> TO BE DONE: Please retype the records below exactly, leaving out any pictures.

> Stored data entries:
▬▬▬

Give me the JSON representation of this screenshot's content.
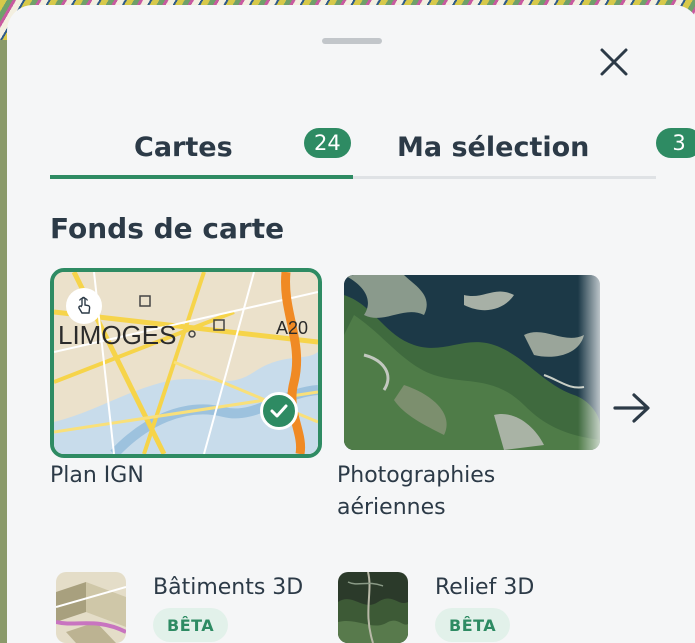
{
  "tabs": [
    {
      "label": "Cartes",
      "count": "24"
    },
    {
      "label": "Ma sélection",
      "count": "3"
    }
  ],
  "active_tab": 0,
  "section": {
    "title": "Fonds de carte"
  },
  "basemaps": [
    {
      "label": "Plan IGN",
      "thumb_text_city": "LIMOGES",
      "thumb_text_road": "A20",
      "selected": true
    },
    {
      "label": "Photographies aériennes",
      "selected": false
    }
  ],
  "layers3d": [
    {
      "title": "Bâtiments 3D",
      "badge": "BÊTA"
    },
    {
      "title": "Relief 3D",
      "badge": "BÊTA"
    }
  ],
  "colors": {
    "accent": "#2e8b63",
    "text": "#2c3a47",
    "sheet": "#f5f6f7"
  }
}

▬▬▬

> SOLUTION FOR THIS PROBLEM:
Give me the JSON representation of this screenshot's content.
{
  "tabs": [
    {
      "label": "Cartes",
      "count": "24"
    },
    {
      "label": "Ma sélection",
      "count": "3"
    }
  ],
  "active_tab": 0,
  "section": {
    "title": "Fonds de carte"
  },
  "basemaps": [
    {
      "label": "Plan IGN",
      "thumb_text_city": "LIMOGES",
      "thumb_text_road": "A20",
      "selected": true
    },
    {
      "label": "Photographies aériennes",
      "selected": false
    }
  ],
  "layers3d": [
    {
      "title": "Bâtiments 3D",
      "badge": "BÊTA"
    },
    {
      "title": "Relief 3D",
      "badge": "BÊTA"
    }
  ],
  "colors": {
    "accent": "#2e8b63",
    "text": "#2c3a47",
    "sheet": "#f5f6f7"
  }
}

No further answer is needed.